[BEGIN AVAILABLE RECORDS]
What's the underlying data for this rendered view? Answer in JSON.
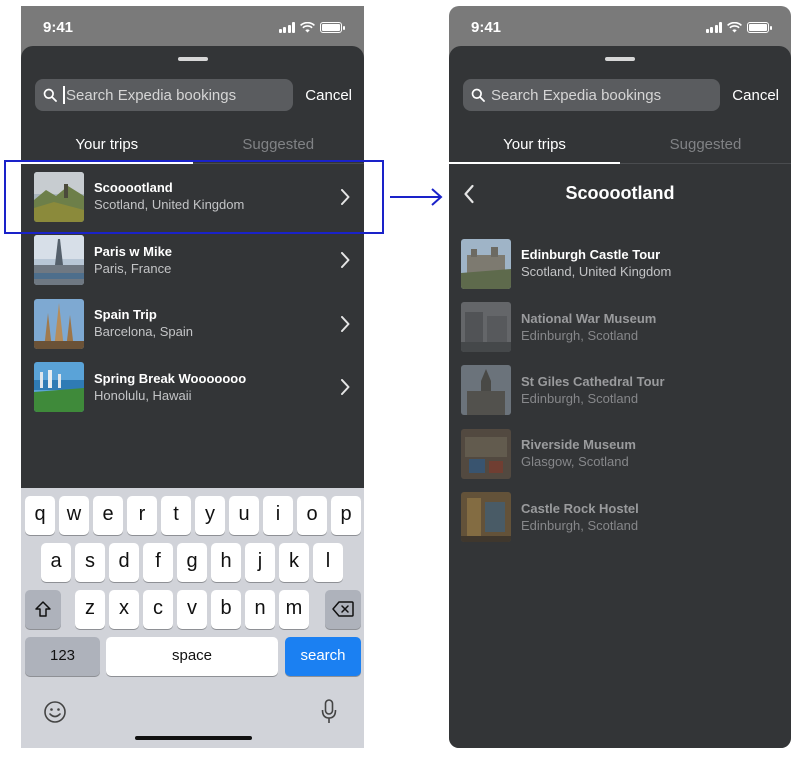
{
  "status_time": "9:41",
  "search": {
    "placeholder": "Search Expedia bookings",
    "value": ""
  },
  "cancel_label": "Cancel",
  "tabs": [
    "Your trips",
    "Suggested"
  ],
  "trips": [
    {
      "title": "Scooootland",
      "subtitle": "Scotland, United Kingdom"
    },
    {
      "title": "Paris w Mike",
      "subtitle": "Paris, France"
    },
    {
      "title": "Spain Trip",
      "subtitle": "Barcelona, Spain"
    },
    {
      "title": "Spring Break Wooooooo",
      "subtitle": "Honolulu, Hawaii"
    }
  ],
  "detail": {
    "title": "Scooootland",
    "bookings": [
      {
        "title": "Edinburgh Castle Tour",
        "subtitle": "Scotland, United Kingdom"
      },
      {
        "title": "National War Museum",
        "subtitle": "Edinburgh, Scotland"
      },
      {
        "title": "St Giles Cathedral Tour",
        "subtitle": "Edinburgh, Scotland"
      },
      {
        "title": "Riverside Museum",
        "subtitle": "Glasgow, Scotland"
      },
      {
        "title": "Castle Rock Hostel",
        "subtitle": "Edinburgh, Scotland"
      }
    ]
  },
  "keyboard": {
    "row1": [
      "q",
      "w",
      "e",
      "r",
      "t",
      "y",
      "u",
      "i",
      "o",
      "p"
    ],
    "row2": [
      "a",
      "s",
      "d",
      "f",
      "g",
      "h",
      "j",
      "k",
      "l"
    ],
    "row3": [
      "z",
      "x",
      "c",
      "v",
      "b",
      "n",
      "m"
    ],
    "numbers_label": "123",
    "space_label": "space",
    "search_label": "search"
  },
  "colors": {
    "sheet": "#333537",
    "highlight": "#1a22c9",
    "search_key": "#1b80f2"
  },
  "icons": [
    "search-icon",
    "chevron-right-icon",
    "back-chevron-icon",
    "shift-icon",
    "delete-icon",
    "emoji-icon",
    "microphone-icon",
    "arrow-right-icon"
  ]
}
[END AVAILABLE RECORDS]
#### THE EXERCISE:
Quote the listing above in full, except for the pictures.

#### RESULT OF THE TASK:
What's the underlying data for this rendered view? Answer in JSON.
{
  "status_time": "9:41",
  "search": {
    "placeholder": "Search Expedia bookings",
    "value": ""
  },
  "cancel_label": "Cancel",
  "tabs": [
    "Your trips",
    "Suggested"
  ],
  "trips": [
    {
      "title": "Scooootland",
      "subtitle": "Scotland, United Kingdom"
    },
    {
      "title": "Paris w Mike",
      "subtitle": "Paris, France"
    },
    {
      "title": "Spain Trip",
      "subtitle": "Barcelona, Spain"
    },
    {
      "title": "Spring Break Wooooooo",
      "subtitle": "Honolulu, Hawaii"
    }
  ],
  "detail": {
    "title": "Scooootland",
    "bookings": [
      {
        "title": "Edinburgh Castle Tour",
        "subtitle": "Scotland, United Kingdom"
      },
      {
        "title": "National War Museum",
        "subtitle": "Edinburgh, Scotland"
      },
      {
        "title": "St Giles Cathedral Tour",
        "subtitle": "Edinburgh, Scotland"
      },
      {
        "title": "Riverside Museum",
        "subtitle": "Glasgow, Scotland"
      },
      {
        "title": "Castle Rock Hostel",
        "subtitle": "Edinburgh, Scotland"
      }
    ]
  },
  "keyboard": {
    "row1": [
      "q",
      "w",
      "e",
      "r",
      "t",
      "y",
      "u",
      "i",
      "o",
      "p"
    ],
    "row2": [
      "a",
      "s",
      "d",
      "f",
      "g",
      "h",
      "j",
      "k",
      "l"
    ],
    "row3": [
      "z",
      "x",
      "c",
      "v",
      "b",
      "n",
      "m"
    ],
    "numbers_label": "123",
    "space_label": "space",
    "search_label": "search"
  },
  "colors": {
    "sheet": "#333537",
    "highlight": "#1a22c9",
    "search_key": "#1b80f2"
  },
  "icons": [
    "search-icon",
    "chevron-right-icon",
    "back-chevron-icon",
    "shift-icon",
    "delete-icon",
    "emoji-icon",
    "microphone-icon",
    "arrow-right-icon"
  ]
}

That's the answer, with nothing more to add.